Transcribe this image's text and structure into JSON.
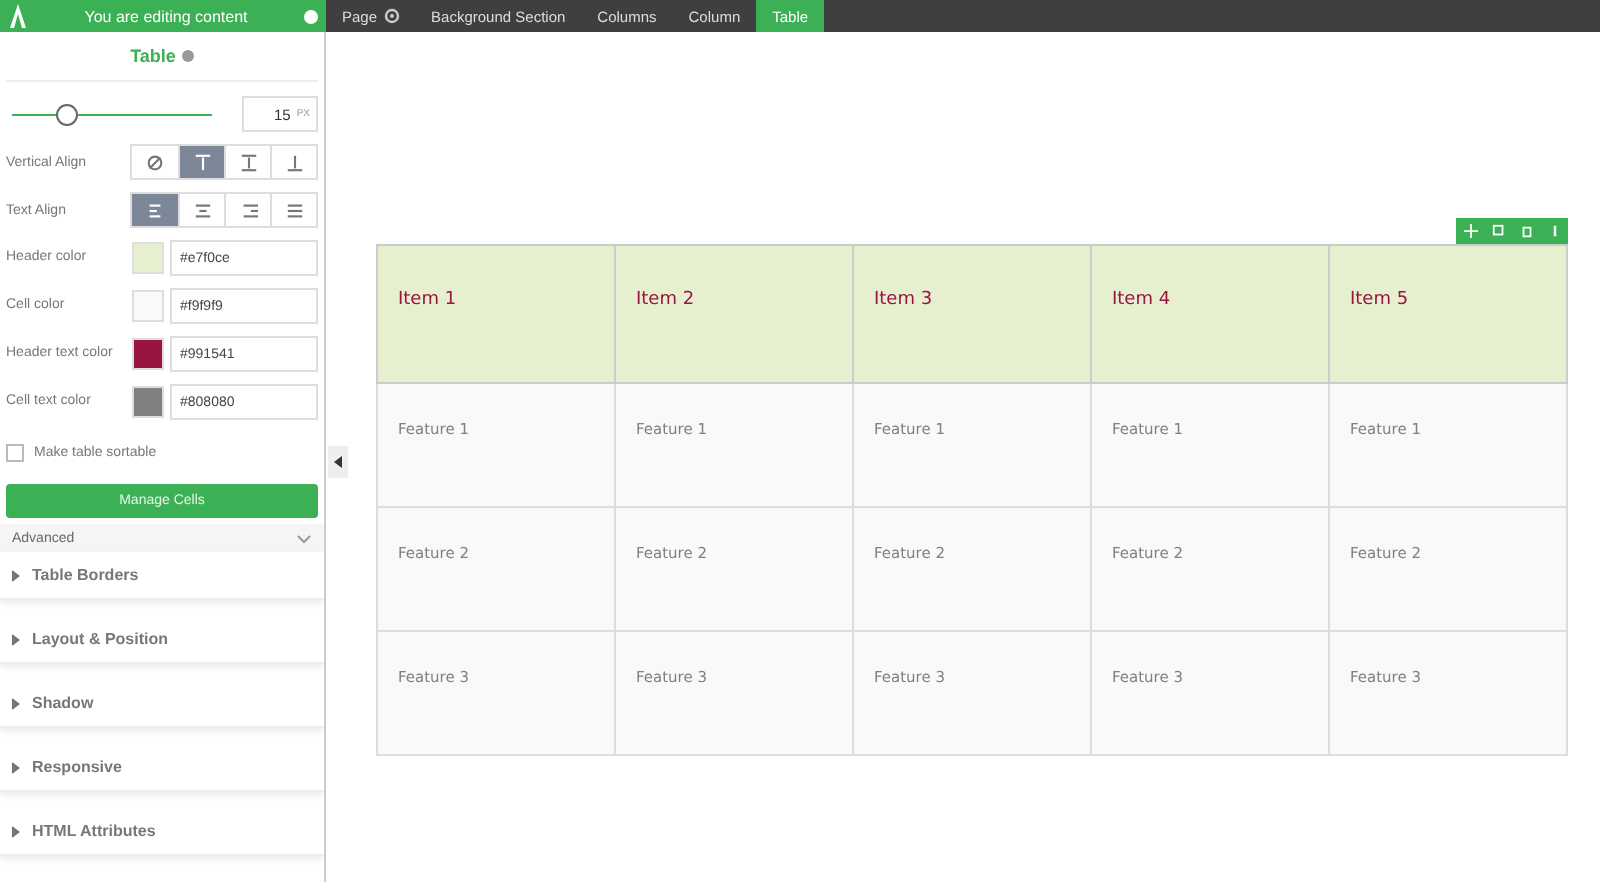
{
  "topbar": {
    "banner": "You are editing content",
    "breadcrumbs": [
      {
        "label": "Page",
        "selected": false
      },
      {
        "label": "Background Section",
        "selected": false
      },
      {
        "label": "Columns",
        "selected": false
      },
      {
        "label": "Column",
        "selected": false
      },
      {
        "label": "Table",
        "selected": true
      }
    ]
  },
  "panel": {
    "title": "Table",
    "slider": {
      "level": 0.27,
      "value": "15",
      "unit": "PX"
    },
    "vertical_align": {
      "label": "Vertical Align",
      "options": [
        {
          "selected": false
        },
        {
          "selected": true
        },
        {
          "selected": false
        },
        {
          "selected": false
        }
      ]
    },
    "text_align": {
      "label": "Text Align",
      "options": [
        {
          "selected": true
        },
        {
          "selected": false
        },
        {
          "selected": false
        },
        {
          "selected": false
        }
      ]
    },
    "colors": [
      {
        "label": "Header color",
        "value": "#e7f0ce",
        "color": "#e7f0ce"
      },
      {
        "label": "Cell color",
        "value": "#f9f9f9",
        "color": "#f9f9f9"
      },
      {
        "label": "Header text color",
        "value": "#991541",
        "color": "#991541"
      },
      {
        "label": "Cell text color",
        "value": "#808080",
        "color": "#808080"
      }
    ],
    "sortable": {
      "label": "Make table sortable",
      "checked": false
    },
    "manage_button": "Manage Cells",
    "advanced": "Advanced",
    "sections": [
      "Table Borders",
      "Layout & Position",
      "Shadow",
      "Responsive",
      "HTML Attributes"
    ]
  },
  "table": {
    "columns": [
      "Item 1",
      "Item 2",
      "Item 3",
      "Item 4",
      "Item 5"
    ],
    "rows": [
      [
        "Feature 1",
        "Feature 1",
        "Feature 1",
        "Feature 1",
        "Feature 1"
      ],
      [
        "Feature 2",
        "Feature 2",
        "Feature 2",
        "Feature 2",
        "Feature 2"
      ],
      [
        "Feature 3",
        "Feature 3",
        "Feature 3",
        "Feature 3",
        "Feature 3"
      ]
    ]
  }
}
═══
> WORK REQUIRED
Word-for-word transcription: the whole listing, with images excluded.

> EXPECTED OUTPUT
Transcribe this image's text and structure into JSON.
{
  "topbar": {
    "banner": "You are editing content",
    "breadcrumbs": [
      {
        "label": "Page",
        "selected": false
      },
      {
        "label": "Background Section",
        "selected": false
      },
      {
        "label": "Columns",
        "selected": false
      },
      {
        "label": "Column",
        "selected": false
      },
      {
        "label": "Table",
        "selected": true
      }
    ]
  },
  "panel": {
    "title": "Table",
    "slider": {
      "level": 0.27,
      "value": "15",
      "unit": "PX"
    },
    "vertical_align": {
      "label": "Vertical Align",
      "options": [
        {
          "selected": false
        },
        {
          "selected": true
        },
        {
          "selected": false
        },
        {
          "selected": false
        }
      ]
    },
    "text_align": {
      "label": "Text Align",
      "options": [
        {
          "selected": true
        },
        {
          "selected": false
        },
        {
          "selected": false
        },
        {
          "selected": false
        }
      ]
    },
    "colors": [
      {
        "label": "Header color",
        "value": "#e7f0ce",
        "color": "#e7f0ce"
      },
      {
        "label": "Cell color",
        "value": "#f9f9f9",
        "color": "#f9f9f9"
      },
      {
        "label": "Header text color",
        "value": "#991541",
        "color": "#991541"
      },
      {
        "label": "Cell text color",
        "value": "#808080",
        "color": "#808080"
      }
    ],
    "sortable": {
      "label": "Make table sortable",
      "checked": false
    },
    "manage_button": "Manage Cells",
    "advanced": "Advanced",
    "sections": [
      "Table Borders",
      "Layout & Position",
      "Shadow",
      "Responsive",
      "HTML Attributes"
    ]
  },
  "table": {
    "columns": [
      "Item 1",
      "Item 2",
      "Item 3",
      "Item 4",
      "Item 5"
    ],
    "rows": [
      [
        "Feature 1",
        "Feature 1",
        "Feature 1",
        "Feature 1",
        "Feature 1"
      ],
      [
        "Feature 2",
        "Feature 2",
        "Feature 2",
        "Feature 2",
        "Feature 2"
      ],
      [
        "Feature 3",
        "Feature 3",
        "Feature 3",
        "Feature 3",
        "Feature 3"
      ]
    ]
  }
}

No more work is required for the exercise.